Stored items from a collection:
-- Begin --

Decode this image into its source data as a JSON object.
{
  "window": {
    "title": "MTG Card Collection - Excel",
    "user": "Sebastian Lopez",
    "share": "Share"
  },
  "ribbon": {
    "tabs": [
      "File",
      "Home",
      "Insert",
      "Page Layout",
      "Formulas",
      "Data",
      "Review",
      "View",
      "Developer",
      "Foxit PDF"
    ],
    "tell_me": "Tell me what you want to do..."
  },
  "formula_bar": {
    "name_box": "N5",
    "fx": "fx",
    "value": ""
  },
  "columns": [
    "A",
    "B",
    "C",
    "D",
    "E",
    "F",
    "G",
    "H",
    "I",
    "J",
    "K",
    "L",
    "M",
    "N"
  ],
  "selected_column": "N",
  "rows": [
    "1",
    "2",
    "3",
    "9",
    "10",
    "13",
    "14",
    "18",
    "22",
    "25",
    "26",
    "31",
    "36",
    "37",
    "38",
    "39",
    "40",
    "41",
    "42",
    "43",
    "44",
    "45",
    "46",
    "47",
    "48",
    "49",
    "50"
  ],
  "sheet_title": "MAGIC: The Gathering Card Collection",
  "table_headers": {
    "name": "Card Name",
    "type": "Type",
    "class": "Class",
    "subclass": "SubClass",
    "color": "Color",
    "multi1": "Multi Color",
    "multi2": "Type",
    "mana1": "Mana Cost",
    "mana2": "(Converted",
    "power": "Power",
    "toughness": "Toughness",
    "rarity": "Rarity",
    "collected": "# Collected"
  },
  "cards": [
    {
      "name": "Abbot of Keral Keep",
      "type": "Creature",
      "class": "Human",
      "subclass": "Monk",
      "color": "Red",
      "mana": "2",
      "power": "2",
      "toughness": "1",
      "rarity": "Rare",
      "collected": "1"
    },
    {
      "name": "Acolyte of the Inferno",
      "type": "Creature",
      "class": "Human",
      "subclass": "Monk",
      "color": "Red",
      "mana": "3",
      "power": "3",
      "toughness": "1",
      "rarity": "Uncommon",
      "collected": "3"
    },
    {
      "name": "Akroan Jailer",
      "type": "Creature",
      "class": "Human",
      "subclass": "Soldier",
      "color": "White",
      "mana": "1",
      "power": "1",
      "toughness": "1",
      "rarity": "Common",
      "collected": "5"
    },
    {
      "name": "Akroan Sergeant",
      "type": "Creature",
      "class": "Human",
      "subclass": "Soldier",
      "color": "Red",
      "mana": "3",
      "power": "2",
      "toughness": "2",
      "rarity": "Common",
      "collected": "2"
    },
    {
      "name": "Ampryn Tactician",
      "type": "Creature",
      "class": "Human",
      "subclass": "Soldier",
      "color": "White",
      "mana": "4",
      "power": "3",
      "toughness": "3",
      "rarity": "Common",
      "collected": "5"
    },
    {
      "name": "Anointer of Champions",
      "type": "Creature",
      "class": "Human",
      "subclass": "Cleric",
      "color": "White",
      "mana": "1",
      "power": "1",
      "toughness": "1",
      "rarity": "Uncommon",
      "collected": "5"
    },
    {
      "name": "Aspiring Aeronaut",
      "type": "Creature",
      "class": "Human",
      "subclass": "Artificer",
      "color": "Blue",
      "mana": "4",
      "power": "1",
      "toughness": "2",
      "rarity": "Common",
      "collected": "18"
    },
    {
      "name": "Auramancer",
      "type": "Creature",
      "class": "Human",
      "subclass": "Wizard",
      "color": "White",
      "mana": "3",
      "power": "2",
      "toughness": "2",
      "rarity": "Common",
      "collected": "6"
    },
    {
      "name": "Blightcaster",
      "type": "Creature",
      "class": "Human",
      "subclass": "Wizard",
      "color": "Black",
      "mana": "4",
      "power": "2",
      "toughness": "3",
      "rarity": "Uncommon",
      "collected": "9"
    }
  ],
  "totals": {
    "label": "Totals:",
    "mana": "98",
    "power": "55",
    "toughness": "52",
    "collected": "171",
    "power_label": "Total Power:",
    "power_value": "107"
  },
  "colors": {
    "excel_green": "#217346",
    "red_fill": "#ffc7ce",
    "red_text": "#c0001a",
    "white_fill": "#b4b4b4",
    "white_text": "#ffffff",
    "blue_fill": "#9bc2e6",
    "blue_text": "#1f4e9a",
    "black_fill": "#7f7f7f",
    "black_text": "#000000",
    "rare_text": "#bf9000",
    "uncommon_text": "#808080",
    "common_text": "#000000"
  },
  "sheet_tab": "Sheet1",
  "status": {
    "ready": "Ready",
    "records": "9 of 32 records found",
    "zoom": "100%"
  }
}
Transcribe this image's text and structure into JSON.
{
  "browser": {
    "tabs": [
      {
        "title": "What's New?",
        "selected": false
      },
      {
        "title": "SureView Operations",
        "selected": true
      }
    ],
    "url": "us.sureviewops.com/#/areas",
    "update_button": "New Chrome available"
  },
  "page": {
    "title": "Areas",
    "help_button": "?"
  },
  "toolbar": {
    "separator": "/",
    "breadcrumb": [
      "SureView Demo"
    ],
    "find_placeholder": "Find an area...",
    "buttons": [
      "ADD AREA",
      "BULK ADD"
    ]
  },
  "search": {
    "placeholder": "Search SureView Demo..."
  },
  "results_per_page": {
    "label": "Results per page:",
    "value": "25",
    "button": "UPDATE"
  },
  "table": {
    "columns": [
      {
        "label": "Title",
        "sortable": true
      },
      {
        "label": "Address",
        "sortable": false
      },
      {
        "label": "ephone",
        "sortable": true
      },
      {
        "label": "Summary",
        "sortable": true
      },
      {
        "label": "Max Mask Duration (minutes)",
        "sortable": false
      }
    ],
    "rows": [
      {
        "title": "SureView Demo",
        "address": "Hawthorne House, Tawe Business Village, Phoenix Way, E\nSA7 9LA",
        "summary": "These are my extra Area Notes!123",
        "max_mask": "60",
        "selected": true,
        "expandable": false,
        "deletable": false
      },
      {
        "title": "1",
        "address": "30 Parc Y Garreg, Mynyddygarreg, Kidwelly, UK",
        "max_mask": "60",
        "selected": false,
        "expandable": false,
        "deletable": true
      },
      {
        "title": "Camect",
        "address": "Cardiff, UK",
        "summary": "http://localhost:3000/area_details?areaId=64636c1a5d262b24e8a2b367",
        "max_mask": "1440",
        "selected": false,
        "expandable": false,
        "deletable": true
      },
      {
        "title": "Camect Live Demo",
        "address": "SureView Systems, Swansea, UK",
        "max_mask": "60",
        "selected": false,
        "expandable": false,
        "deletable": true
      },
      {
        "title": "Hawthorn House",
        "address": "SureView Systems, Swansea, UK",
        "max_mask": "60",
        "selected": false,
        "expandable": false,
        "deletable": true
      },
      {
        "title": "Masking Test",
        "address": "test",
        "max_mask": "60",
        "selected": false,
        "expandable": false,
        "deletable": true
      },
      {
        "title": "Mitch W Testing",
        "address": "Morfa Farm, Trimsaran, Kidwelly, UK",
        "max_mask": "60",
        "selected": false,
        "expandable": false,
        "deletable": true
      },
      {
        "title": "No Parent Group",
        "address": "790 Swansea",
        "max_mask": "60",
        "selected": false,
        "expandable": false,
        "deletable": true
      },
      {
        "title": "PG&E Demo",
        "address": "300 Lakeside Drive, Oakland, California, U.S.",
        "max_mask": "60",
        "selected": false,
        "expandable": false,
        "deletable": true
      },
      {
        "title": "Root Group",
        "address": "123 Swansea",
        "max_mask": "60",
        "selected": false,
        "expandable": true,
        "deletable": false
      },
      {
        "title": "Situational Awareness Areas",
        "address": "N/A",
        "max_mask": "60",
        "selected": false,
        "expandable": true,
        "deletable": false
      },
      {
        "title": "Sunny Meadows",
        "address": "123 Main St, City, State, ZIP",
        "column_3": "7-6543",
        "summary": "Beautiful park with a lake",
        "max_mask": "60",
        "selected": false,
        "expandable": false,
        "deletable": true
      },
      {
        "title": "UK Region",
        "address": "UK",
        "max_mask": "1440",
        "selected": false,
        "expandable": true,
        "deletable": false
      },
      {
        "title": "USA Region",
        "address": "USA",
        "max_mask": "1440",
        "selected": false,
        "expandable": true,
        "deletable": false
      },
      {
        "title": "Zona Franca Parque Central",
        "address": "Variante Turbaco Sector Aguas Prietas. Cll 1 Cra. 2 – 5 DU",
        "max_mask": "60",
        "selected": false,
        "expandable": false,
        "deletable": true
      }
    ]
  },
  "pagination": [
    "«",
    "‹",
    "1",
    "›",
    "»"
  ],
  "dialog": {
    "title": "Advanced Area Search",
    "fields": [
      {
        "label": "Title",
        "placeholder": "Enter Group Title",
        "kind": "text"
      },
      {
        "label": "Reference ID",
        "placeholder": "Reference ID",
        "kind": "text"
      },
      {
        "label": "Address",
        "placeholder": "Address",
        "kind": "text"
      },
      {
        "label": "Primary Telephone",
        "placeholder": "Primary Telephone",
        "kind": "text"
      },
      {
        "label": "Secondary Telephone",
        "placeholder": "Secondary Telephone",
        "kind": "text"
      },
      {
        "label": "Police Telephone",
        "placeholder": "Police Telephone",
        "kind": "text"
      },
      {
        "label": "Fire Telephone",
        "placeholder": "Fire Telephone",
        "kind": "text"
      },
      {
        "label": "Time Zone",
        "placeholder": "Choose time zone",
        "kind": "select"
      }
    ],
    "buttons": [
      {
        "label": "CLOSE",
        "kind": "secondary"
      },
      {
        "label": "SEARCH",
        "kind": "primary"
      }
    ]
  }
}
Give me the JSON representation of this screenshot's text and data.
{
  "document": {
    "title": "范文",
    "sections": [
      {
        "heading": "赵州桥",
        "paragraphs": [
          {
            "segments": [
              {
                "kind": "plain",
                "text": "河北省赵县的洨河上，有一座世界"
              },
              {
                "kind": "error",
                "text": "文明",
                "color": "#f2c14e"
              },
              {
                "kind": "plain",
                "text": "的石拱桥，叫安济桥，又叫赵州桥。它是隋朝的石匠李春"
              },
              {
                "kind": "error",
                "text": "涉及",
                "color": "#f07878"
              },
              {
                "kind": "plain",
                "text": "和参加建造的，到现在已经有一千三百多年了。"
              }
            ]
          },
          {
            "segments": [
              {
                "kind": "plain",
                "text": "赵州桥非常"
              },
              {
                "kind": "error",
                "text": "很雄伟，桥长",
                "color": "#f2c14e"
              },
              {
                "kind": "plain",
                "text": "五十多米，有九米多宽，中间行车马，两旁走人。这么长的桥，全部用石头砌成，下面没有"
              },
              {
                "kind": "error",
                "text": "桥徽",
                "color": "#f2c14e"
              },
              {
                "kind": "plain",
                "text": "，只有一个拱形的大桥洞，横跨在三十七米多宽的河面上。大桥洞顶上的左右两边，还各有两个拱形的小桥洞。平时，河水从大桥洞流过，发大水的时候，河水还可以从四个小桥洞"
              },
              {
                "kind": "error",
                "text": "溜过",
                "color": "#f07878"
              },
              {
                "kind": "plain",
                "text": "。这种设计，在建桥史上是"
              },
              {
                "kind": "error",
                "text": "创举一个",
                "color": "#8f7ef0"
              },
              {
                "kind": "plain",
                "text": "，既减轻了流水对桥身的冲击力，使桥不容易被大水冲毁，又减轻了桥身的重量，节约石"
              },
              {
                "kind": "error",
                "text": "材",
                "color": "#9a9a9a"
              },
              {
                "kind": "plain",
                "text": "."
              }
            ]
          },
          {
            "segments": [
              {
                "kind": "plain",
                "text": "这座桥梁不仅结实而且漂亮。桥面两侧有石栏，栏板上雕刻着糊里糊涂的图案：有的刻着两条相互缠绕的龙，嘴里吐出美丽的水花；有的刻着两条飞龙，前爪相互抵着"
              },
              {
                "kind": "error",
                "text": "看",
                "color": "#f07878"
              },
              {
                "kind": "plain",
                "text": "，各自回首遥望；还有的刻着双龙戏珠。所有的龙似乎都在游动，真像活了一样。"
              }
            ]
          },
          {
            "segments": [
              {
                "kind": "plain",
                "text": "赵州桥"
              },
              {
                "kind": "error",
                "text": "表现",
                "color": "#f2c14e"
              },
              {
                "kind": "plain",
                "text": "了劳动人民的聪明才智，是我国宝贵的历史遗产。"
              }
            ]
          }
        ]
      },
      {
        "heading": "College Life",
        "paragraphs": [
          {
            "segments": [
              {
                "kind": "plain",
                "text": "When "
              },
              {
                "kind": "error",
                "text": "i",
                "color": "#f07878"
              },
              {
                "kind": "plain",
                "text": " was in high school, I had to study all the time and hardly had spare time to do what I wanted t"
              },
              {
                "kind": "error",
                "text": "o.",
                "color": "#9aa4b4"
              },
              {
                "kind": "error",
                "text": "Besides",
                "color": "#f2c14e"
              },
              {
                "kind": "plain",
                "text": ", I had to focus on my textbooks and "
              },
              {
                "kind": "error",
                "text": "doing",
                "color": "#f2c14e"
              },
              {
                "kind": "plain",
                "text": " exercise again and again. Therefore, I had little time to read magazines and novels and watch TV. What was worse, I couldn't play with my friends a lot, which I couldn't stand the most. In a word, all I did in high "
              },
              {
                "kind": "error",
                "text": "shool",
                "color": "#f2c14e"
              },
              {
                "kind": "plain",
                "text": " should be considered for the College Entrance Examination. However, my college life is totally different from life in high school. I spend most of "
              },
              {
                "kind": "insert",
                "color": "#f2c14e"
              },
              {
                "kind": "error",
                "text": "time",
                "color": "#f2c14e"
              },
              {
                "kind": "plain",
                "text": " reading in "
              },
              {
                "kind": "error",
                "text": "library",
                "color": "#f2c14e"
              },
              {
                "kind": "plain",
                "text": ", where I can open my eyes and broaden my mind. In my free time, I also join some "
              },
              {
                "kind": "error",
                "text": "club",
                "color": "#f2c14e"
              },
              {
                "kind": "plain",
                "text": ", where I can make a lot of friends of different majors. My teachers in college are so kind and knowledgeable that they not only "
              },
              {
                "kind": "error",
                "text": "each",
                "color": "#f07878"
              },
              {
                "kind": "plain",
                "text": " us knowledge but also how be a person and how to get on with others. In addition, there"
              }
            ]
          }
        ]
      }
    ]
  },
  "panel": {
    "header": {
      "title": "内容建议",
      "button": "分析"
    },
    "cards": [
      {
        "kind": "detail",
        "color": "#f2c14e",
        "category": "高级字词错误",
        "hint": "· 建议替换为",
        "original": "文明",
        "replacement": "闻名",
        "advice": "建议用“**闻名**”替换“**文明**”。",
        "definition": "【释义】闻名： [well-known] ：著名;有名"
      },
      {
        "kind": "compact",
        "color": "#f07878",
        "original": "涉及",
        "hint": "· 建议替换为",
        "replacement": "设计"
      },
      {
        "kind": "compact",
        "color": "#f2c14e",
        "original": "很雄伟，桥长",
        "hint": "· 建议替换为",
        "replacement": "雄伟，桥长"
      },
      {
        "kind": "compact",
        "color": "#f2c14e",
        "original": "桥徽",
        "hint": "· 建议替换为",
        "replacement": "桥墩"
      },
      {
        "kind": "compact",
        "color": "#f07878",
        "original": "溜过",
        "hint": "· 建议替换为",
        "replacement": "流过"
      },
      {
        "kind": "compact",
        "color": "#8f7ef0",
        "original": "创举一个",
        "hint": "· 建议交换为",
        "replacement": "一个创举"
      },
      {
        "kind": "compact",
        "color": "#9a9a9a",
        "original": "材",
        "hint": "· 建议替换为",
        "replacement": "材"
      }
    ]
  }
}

-- End --

Search the listing for the word "image" and return each line that holds it.

■ **Solution for this exercise**
Decode this image into its source data as a JSON object.
Transcribe this image's text and structure into JSON.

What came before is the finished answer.